— Start Exercise materials —
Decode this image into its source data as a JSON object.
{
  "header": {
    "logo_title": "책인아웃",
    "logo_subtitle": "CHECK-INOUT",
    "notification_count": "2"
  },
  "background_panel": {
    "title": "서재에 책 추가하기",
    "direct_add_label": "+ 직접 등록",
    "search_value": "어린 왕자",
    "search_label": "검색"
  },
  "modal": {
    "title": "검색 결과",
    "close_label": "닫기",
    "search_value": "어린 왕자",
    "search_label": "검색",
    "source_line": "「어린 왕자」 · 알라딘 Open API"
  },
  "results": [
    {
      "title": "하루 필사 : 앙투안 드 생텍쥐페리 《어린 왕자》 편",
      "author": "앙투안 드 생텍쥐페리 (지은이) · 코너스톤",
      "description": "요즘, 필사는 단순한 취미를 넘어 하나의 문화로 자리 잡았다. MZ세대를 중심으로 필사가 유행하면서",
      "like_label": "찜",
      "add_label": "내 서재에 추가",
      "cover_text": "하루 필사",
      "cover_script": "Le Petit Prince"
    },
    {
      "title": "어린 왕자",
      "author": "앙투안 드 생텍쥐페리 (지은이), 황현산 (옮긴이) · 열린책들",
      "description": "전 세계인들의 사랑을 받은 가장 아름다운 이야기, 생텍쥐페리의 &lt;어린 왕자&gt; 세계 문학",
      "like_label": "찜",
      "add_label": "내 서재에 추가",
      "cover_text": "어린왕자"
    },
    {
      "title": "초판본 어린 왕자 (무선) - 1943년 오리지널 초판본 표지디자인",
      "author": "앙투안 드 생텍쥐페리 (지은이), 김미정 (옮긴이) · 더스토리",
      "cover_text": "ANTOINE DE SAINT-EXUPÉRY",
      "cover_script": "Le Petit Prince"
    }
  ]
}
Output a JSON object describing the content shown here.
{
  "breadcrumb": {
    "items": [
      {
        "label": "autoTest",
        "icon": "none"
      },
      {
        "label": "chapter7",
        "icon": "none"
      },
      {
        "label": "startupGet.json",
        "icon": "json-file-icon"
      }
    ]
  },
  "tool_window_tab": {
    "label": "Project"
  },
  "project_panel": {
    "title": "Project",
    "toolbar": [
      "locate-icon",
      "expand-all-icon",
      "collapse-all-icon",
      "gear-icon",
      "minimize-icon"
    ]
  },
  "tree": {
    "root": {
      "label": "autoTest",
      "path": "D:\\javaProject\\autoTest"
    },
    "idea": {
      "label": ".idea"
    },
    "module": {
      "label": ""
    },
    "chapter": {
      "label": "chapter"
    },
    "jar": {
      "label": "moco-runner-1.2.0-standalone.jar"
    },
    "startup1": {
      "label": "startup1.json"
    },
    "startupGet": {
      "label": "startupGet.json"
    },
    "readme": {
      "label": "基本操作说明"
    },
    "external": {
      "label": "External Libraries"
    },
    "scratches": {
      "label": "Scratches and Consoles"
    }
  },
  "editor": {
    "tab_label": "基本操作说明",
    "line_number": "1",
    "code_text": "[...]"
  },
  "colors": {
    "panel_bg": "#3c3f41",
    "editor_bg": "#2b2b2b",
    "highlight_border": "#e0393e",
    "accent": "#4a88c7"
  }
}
— End Exercise materials —
* Written task
List every line above that contains the word "author".

* Output below
      "author": "앙투안 드 생텍쥐페리 (지은이) · 코너스톤",
      "author": "앙투안 드 생텍쥐페리 (지은이), 황현산 (옮긴이) · 열린책들",
      "author": "앙투안 드 생텍쥐페리 (지은이), 김미정 (옮긴이) · 더스토리",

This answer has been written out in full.